Start Data for this task
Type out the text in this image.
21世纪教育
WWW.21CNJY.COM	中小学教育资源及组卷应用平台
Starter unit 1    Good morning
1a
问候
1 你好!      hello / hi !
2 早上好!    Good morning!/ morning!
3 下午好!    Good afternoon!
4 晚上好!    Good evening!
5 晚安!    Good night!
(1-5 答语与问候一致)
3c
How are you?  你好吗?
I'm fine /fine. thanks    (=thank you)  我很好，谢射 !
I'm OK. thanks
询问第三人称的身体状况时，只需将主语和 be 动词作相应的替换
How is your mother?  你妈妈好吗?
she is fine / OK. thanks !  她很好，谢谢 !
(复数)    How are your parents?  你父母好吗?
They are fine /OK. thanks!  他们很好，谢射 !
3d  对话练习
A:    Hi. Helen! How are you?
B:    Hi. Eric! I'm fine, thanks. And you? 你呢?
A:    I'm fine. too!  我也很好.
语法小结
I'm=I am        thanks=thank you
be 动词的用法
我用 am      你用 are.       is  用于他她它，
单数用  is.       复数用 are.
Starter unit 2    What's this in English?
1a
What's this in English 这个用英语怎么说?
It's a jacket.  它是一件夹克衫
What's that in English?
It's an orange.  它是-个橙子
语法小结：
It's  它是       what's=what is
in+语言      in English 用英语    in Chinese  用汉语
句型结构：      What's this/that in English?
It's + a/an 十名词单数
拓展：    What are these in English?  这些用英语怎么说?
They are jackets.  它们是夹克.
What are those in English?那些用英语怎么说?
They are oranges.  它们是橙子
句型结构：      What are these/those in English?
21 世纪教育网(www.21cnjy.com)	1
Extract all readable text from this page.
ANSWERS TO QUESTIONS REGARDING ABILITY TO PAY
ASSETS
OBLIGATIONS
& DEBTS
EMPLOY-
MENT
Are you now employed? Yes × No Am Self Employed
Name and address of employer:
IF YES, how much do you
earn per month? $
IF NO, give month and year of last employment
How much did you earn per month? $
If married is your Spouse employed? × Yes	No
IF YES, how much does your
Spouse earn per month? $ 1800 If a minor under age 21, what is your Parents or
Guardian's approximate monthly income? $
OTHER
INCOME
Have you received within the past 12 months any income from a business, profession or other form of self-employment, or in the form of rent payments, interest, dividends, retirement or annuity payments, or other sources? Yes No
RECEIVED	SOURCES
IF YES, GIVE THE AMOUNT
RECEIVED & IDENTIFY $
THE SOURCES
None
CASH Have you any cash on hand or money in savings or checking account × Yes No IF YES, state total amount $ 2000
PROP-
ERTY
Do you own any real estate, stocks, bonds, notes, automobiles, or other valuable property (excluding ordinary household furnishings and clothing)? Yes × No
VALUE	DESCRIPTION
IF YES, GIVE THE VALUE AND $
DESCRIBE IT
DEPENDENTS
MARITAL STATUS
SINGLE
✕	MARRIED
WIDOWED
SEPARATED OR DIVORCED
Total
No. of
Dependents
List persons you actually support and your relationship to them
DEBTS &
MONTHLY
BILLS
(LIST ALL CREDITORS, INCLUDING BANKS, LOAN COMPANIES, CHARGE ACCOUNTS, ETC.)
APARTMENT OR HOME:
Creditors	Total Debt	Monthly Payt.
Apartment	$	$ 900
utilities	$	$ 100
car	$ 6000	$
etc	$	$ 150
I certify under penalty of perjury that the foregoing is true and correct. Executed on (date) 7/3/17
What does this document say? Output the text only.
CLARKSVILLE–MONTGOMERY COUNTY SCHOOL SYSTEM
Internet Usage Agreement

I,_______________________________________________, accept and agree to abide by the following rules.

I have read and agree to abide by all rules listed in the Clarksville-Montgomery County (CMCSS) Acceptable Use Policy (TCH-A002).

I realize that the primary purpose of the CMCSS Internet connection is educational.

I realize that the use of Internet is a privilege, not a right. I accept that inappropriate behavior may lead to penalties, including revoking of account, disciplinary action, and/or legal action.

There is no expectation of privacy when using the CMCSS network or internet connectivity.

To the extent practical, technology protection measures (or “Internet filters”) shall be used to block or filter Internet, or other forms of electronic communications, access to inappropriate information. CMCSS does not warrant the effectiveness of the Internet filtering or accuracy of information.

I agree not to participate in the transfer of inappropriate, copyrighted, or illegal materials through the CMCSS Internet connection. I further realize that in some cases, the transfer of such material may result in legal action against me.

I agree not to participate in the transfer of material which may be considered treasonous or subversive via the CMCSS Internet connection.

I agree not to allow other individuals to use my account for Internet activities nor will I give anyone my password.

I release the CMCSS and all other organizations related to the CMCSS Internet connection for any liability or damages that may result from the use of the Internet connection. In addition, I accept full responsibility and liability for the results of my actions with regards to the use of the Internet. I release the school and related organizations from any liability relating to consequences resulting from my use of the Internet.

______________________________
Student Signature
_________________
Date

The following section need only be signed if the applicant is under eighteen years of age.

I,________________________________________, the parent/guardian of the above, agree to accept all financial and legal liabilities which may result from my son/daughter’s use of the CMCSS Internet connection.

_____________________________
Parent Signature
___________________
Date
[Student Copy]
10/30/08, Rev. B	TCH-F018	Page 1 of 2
End Data for this task
## Problem description
Looking at the records above, work out how many lines include the string "only". Give the number and nothing else.

## Result of the exercise
2